RECORDS TO USE:
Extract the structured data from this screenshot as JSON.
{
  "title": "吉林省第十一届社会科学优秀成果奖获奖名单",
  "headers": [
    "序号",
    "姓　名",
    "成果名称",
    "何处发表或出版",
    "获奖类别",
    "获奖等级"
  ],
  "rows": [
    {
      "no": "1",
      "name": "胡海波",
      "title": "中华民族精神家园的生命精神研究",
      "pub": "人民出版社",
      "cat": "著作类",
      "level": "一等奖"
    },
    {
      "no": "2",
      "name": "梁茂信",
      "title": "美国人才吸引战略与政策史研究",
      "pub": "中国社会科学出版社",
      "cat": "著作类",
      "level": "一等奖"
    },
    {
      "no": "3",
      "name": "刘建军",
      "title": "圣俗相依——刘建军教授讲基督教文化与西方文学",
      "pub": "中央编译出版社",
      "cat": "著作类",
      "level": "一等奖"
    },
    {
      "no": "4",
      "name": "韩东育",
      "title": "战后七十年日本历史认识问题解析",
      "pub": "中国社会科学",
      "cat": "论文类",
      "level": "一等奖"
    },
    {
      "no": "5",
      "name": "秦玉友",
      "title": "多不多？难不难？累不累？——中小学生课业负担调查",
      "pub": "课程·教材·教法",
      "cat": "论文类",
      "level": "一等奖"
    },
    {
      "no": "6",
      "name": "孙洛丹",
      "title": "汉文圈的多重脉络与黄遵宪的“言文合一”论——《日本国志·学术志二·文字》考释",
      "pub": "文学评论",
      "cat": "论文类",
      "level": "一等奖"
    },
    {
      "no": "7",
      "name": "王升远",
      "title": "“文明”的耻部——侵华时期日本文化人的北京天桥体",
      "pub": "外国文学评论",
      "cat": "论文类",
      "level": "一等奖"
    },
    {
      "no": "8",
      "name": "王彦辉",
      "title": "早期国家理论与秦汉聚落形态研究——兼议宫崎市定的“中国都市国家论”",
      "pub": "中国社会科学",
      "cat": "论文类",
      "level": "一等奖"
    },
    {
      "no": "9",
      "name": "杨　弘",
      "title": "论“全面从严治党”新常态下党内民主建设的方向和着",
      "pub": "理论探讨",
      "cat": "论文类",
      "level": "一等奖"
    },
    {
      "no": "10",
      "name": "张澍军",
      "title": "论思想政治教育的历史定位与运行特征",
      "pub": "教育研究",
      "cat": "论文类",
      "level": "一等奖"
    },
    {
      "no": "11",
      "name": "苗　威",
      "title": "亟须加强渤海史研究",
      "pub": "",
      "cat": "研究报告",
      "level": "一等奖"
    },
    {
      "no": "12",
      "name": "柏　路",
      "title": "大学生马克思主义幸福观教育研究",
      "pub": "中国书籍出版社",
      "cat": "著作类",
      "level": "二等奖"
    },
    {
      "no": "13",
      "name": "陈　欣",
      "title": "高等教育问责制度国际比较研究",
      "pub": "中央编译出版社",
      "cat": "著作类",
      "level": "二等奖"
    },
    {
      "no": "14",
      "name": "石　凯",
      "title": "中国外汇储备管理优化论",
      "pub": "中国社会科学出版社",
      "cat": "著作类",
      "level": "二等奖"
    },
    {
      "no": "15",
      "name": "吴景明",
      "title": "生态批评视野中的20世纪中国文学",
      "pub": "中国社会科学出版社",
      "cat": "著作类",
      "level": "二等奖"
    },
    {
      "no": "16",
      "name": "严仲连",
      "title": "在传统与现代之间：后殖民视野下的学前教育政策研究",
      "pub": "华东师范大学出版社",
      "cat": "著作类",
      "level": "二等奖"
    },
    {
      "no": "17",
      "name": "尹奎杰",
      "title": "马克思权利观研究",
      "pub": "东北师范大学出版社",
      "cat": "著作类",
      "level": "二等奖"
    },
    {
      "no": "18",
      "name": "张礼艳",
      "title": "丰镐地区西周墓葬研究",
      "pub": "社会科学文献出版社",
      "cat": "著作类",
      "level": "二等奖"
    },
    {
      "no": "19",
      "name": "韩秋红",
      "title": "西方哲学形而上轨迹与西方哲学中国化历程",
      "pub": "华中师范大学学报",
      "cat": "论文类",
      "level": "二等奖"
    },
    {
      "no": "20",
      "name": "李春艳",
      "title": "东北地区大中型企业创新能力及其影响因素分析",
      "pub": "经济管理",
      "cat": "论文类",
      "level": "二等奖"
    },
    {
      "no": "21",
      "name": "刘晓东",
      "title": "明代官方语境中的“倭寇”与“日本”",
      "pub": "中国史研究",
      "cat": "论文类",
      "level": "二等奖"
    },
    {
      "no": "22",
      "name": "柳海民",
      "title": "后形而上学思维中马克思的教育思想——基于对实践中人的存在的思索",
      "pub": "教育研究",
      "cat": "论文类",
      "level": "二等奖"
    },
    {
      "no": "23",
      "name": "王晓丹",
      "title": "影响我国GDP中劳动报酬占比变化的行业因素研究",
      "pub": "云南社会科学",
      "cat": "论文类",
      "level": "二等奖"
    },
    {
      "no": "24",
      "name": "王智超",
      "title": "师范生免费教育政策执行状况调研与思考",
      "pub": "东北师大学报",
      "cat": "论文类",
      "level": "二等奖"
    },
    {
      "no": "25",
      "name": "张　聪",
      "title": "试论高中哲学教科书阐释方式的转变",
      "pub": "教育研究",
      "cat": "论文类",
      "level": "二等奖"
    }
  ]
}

INSTRUCTIONS TO FOLLOW: Restate the data above exactly, keeping each word as it stands.

FULL RESPONSE:
Extract the structured data from this screenshot as JSON.
{
  "title": "吉林省第十一届社会科学优秀成果奖获奖名单",
  "headers": [
    "序号",
    "姓　名",
    "成果名称",
    "何处发表或出版",
    "获奖类别",
    "获奖等级"
  ],
  "rows": [
    {
      "no": "1",
      "name": "胡海波",
      "title": "中华民族精神家园的生命精神研究",
      "pub": "人民出版社",
      "cat": "著作类",
      "level": "一等奖"
    },
    {
      "no": "2",
      "name": "梁茂信",
      "title": "美国人才吸引战略与政策史研究",
      "pub": "中国社会科学出版社",
      "cat": "著作类",
      "level": "一等奖"
    },
    {
      "no": "3",
      "name": "刘建军",
      "title": "圣俗相依——刘建军教授讲基督教文化与西方文学",
      "pub": "中央编译出版社",
      "cat": "著作类",
      "level": "一等奖"
    },
    {
      "no": "4",
      "name": "韩东育",
      "title": "战后七十年日本历史认识问题解析",
      "pub": "中国社会科学",
      "cat": "论文类",
      "level": "一等奖"
    },
    {
      "no": "5",
      "name": "秦玉友",
      "title": "多不多？难不难？累不累？——中小学生课业负担调查",
      "pub": "课程·教材·教法",
      "cat": "论文类",
      "level": "一等奖"
    },
    {
      "no": "6",
      "name": "孙洛丹",
      "title": "汉文圈的多重脉络与黄遵宪的“言文合一”论——《日本国志·学术志二·文字》考释",
      "pub": "文学评论",
      "cat": "论文类",
      "level": "一等奖"
    },
    {
      "no": "7",
      "name": "王升远",
      "title": "“文明”的耻部——侵华时期日本文化人的北京天桥体",
      "pub": "外国文学评论",
      "cat": "论文类",
      "level": "一等奖"
    },
    {
      "no": "8",
      "name": "王彦辉",
      "title": "早期国家理论与秦汉聚落形态研究——兼议宫崎市定的“中国都市国家论”",
      "pub": "中国社会科学",
      "cat": "论文类",
      "level": "一等奖"
    },
    {
      "no": "9",
      "name": "杨　弘",
      "title": "论“全面从严治党”新常态下党内民主建设的方向和着",
      "pub": "理论探讨",
      "cat": "论文类",
      "level": "一等奖"
    },
    {
      "no": "10",
      "name": "张澍军",
      "title": "论思想政治教育的历史定位与运行特征",
      "pub": "教育研究",
      "cat": "论文类",
      "level": "一等奖"
    },
    {
      "no": "11",
      "name": "苗　威",
      "title": "亟须加强渤海史研究",
      "pub": "",
      "cat": "研究报告",
      "level": "一等奖"
    },
    {
      "no": "12",
      "name": "柏　路",
      "title": "大学生马克思主义幸福观教育研究",
      "pub": "中国书籍出版社",
      "cat": "著作类",
      "level": "二等奖"
    },
    {
      "no": "13",
      "name": "陈　欣",
      "title": "高等教育问责制度国际比较研究",
      "pub": "中央编译出版社",
      "cat": "著作类",
      "level": "二等奖"
    },
    {
      "no": "14",
      "name": "石　凯",
      "title": "中国外汇储备管理优化论",
      "pub": "中国社会科学出版社",
      "cat": "著作类",
      "level": "二等奖"
    },
    {
      "no": "15",
      "name": "吴景明",
      "title": "生态批评视野中的20世纪中国文学",
      "pub": "中国社会科学出版社",
      "cat": "著作类",
      "level": "二等奖"
    },
    {
      "no": "16",
      "name": "严仲连",
      "title": "在传统与现代之间：后殖民视野下的学前教育政策研究",
      "pub": "华东师范大学出版社",
      "cat": "著作类",
      "level": "二等奖"
    },
    {
      "no": "17",
      "name": "尹奎杰",
      "title": "马克思权利观研究",
      "pub": "东北师范大学出版社",
      "cat": "著作类",
      "level": "二等奖"
    },
    {
      "no": "18",
      "name": "张礼艳",
      "title": "丰镐地区西周墓葬研究",
      "pub": "社会科学文献出版社",
      "cat": "著作类",
      "level": "二等奖"
    },
    {
      "no": "19",
      "name": "韩秋红",
      "title": "西方哲学形而上轨迹与西方哲学中国化历程",
      "pub": "华中师范大学学报",
      "cat": "论文类",
      "level": "二等奖"
    },
    {
      "no": "20",
      "name": "李春艳",
      "title": "东北地区大中型企业创新能力及其影响因素分析",
      "pub": "经济管理",
      "cat": "论文类",
      "level": "二等奖"
    },
    {
      "no": "21",
      "name": "刘晓东",
      "title": "明代官方语境中的“倭寇”与“日本”",
      "pub": "中国史研究",
      "cat": "论文类",
      "level": "二等奖"
    },
    {
      "no": "22",
      "name": "柳海民",
      "title": "后形而上学思维中马克思的教育思想——基于对实践中人的存在的思索",
      "pub": "教育研究",
      "cat": "论文类",
      "level": "二等奖"
    },
    {
      "no": "23",
      "name": "王晓丹",
      "title": "影响我国GDP中劳动报酬占比变化的行业因素研究",
      "pub": "云南社会科学",
      "cat": "论文类",
      "level": "二等奖"
    },
    {
      "no": "24",
      "name": "王智超",
      "title": "师范生免费教育政策执行状况调研与思考",
      "pub": "东北师大学报",
      "cat": "论文类",
      "level": "二等奖"
    },
    {
      "no": "25",
      "name": "张　聪",
      "title": "试论高中哲学教科书阐释方式的转变",
      "pub": "教育研究",
      "cat": "论文类",
      "level": "二等奖"
    }
  ]
}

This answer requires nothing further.